### Data excerpts

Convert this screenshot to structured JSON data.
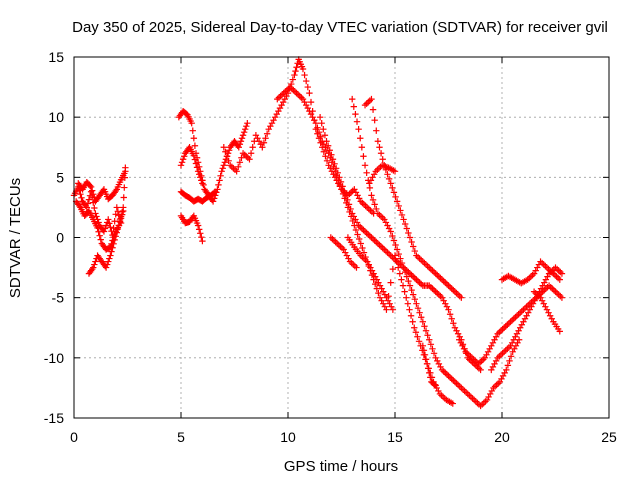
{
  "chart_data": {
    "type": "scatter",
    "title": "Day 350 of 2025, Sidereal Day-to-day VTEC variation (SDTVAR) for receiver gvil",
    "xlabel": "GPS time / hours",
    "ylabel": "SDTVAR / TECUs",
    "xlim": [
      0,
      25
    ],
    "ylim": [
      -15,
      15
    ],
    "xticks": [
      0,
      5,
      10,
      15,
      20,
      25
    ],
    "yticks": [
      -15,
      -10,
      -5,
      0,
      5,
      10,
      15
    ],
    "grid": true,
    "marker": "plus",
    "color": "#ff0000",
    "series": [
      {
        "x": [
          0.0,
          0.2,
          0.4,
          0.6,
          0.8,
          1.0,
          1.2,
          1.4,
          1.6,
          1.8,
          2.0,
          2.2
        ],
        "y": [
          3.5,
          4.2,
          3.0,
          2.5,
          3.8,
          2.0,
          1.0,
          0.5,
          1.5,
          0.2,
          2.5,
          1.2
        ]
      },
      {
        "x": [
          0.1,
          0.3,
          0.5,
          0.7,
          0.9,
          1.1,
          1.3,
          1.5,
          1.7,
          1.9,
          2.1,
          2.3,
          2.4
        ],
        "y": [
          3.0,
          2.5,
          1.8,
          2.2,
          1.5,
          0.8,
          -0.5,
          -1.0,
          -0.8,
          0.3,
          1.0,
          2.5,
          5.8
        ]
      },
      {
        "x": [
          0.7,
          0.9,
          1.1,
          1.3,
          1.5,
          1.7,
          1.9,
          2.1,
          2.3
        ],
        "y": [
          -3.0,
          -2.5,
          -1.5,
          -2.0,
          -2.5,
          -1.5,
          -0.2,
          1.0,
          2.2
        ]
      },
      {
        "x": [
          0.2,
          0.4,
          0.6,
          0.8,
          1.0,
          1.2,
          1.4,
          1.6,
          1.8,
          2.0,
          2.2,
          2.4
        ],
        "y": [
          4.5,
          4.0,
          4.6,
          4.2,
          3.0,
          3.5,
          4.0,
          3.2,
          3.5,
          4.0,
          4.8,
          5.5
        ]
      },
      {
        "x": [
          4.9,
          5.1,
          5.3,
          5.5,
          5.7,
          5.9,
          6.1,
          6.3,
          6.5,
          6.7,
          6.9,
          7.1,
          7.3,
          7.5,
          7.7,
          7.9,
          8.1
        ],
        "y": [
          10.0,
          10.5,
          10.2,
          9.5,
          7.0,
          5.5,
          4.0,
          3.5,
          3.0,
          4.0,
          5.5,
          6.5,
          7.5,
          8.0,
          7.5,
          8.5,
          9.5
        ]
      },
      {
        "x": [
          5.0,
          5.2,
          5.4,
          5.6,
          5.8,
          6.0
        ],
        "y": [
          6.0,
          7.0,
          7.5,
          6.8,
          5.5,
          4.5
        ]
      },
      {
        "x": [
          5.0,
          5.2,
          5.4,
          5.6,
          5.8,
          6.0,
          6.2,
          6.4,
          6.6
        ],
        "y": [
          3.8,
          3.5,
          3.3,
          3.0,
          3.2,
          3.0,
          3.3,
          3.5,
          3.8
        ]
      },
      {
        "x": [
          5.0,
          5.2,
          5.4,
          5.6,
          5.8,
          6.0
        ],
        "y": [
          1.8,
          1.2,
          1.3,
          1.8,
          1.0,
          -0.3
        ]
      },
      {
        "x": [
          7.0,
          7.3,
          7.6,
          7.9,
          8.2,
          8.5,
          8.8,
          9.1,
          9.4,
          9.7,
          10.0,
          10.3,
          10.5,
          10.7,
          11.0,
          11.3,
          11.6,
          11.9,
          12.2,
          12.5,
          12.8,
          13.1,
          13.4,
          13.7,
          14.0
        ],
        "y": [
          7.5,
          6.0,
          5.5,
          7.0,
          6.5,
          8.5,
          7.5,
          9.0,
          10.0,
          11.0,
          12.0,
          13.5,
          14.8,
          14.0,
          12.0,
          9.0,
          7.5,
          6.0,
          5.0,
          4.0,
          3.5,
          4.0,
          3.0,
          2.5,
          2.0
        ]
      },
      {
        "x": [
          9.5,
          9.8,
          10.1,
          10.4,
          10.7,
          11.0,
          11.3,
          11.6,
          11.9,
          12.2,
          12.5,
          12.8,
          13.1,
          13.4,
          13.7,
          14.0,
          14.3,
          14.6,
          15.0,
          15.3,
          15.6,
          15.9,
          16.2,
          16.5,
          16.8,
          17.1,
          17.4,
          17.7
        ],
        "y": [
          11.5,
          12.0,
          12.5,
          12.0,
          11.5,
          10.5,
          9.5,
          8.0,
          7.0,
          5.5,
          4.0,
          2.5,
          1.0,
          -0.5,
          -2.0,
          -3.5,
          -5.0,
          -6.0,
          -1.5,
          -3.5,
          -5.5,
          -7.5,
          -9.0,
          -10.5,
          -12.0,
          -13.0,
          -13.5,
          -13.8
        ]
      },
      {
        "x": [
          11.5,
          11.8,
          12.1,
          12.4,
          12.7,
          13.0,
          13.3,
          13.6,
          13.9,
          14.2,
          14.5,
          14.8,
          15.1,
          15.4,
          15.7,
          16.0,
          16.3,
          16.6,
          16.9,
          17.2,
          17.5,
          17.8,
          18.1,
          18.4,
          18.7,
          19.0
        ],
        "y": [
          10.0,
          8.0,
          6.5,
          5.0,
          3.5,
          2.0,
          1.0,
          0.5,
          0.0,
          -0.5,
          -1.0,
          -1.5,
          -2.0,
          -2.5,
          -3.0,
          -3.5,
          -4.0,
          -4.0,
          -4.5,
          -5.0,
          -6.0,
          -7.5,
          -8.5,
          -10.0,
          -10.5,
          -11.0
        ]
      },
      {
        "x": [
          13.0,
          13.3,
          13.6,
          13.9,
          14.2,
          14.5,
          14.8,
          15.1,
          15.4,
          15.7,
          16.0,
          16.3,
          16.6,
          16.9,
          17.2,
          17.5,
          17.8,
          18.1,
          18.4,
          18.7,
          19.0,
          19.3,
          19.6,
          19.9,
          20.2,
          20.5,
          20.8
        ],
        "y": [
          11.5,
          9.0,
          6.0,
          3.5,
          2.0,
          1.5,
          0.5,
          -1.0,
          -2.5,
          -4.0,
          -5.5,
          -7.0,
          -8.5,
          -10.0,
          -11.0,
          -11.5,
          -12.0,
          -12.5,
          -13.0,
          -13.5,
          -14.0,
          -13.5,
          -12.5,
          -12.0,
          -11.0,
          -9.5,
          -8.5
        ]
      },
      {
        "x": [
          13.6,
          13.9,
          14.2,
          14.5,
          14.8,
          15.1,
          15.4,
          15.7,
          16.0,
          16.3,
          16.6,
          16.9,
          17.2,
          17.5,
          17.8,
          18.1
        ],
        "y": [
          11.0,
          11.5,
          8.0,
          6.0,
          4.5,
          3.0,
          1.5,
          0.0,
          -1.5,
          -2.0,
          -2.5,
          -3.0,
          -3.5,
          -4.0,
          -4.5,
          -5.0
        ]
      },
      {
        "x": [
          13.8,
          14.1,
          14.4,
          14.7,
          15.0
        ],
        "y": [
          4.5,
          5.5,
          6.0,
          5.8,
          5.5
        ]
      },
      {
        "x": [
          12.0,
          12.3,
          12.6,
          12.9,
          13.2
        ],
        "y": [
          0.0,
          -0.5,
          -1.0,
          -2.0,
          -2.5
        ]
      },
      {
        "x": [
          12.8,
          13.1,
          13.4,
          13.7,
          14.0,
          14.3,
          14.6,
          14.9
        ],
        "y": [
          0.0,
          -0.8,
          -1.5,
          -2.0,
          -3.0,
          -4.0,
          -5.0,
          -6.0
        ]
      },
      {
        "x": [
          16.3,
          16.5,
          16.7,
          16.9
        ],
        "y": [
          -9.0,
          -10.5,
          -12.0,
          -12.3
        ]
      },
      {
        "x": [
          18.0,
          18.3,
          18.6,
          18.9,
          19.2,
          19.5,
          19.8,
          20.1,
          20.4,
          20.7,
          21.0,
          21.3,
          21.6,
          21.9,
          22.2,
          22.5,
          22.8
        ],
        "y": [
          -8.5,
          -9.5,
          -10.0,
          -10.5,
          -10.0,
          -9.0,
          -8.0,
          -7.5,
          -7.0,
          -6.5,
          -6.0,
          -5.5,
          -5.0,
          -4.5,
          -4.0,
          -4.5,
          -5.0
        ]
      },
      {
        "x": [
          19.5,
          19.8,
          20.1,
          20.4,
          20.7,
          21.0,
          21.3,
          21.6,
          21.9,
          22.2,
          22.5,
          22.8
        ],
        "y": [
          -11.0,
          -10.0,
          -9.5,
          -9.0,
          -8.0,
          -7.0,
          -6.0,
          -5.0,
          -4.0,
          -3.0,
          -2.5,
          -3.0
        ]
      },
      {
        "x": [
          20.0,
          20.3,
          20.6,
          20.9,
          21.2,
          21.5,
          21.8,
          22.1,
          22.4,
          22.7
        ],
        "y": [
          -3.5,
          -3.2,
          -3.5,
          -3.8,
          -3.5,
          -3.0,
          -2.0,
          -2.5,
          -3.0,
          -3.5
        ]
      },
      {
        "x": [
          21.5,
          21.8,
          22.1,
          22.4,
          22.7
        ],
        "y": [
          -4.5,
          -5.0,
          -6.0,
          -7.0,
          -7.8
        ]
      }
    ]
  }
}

######
### Data excerpts

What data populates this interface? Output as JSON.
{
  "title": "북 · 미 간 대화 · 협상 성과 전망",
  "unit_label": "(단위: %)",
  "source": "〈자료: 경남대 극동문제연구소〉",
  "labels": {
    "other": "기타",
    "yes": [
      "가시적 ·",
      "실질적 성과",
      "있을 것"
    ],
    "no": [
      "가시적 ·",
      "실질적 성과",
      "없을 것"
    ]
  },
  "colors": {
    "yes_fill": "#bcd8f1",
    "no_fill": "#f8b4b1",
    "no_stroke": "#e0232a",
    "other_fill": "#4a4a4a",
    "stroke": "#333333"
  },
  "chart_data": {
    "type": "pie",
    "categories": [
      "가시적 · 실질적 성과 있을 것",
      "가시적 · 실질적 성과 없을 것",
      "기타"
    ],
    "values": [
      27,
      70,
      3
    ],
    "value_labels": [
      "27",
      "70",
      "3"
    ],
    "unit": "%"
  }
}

######

— Do this —
Using the listing above, pull out all lines that hold the word "SDTVAR".

— Output of the exercise —
    "title": "Day 350 of 2025, Sidereal Day-to-day VTEC variation (SDTVAR) for receiver gvil",
    "ylabel": "SDTVAR / TECUs",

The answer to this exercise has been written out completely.